── RECORDS SUPPLIED

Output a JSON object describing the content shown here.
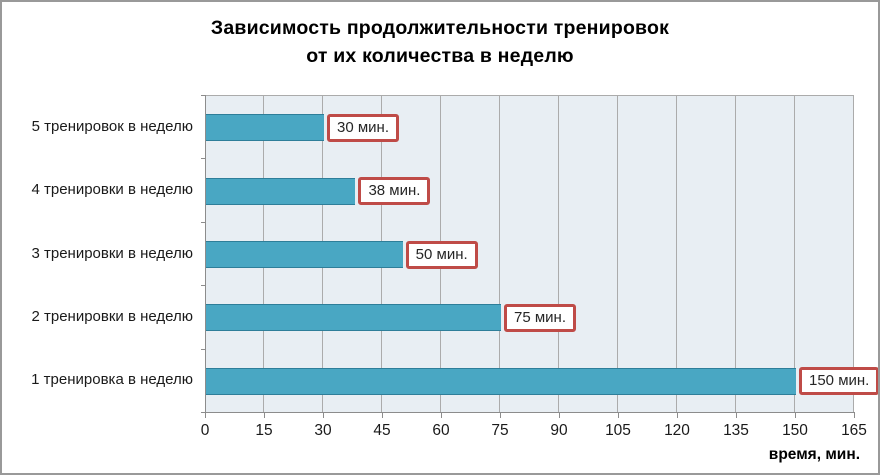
{
  "title": {
    "line1": "Зависимость продолжительности тренировок",
    "line2": "от их количества в неделю"
  },
  "chart_data": {
    "type": "bar",
    "orientation": "horizontal",
    "title": "Зависимость продолжительности тренировок от их количества в неделю",
    "categories": [
      "5 тренировок в неделю",
      "4 тренировки в неделю",
      "3 тренировки в неделю",
      "2 тренировки в неделю",
      "1 тренировка в неделю"
    ],
    "values": [
      30,
      38,
      50,
      75,
      150
    ],
    "value_labels": [
      "30 мин.",
      "38 мин.",
      "50 мин.",
      "75 мин.",
      "150 мин."
    ],
    "xlabel": "время, мин.",
    "ylabel": "",
    "xlim": [
      0,
      165
    ],
    "x_ticks": [
      0,
      15,
      30,
      45,
      60,
      75,
      90,
      105,
      120,
      135,
      150,
      165
    ],
    "grid": "vertical",
    "legend": "none",
    "colors": {
      "bar_fill": "#49A7C3",
      "bar_border": "#2E7E99",
      "plot_background": "#E8EEF3",
      "gridline": "#ABABAB",
      "axis_line": "#8C8C8C",
      "label_box_border": "#BF4B47",
      "label_box_fill": "#FFFFFF",
      "frame_border": "#999999"
    }
  }
}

────

▸ PROBLEM: Retype all entries exactly as they appear, dropping the images.

▸ RESULT OF THE EXERCISE:
Output a JSON object describing the content shown here.
{
  "title": {
    "line1": "Зависимость продолжительности тренировок",
    "line2": "от их количества в неделю"
  },
  "chart_data": {
    "type": "bar",
    "orientation": "horizontal",
    "title": "Зависимость продолжительности тренировок от их количества в неделю",
    "categories": [
      "5 тренировок в неделю",
      "4 тренировки в неделю",
      "3 тренировки в неделю",
      "2 тренировки в неделю",
      "1 тренировка в неделю"
    ],
    "values": [
      30,
      38,
      50,
      75,
      150
    ],
    "value_labels": [
      "30 мин.",
      "38 мин.",
      "50 мин.",
      "75 мин.",
      "150 мин."
    ],
    "xlabel": "время, мин.",
    "ylabel": "",
    "xlim": [
      0,
      165
    ],
    "x_ticks": [
      0,
      15,
      30,
      45,
      60,
      75,
      90,
      105,
      120,
      135,
      150,
      165
    ],
    "grid": "vertical",
    "legend": "none",
    "colors": {
      "bar_fill": "#49A7C3",
      "bar_border": "#2E7E99",
      "plot_background": "#E8EEF3",
      "gridline": "#ABABAB",
      "axis_line": "#8C8C8C",
      "label_box_border": "#BF4B47",
      "label_box_fill": "#FFFFFF",
      "frame_border": "#999999"
    }
  }
}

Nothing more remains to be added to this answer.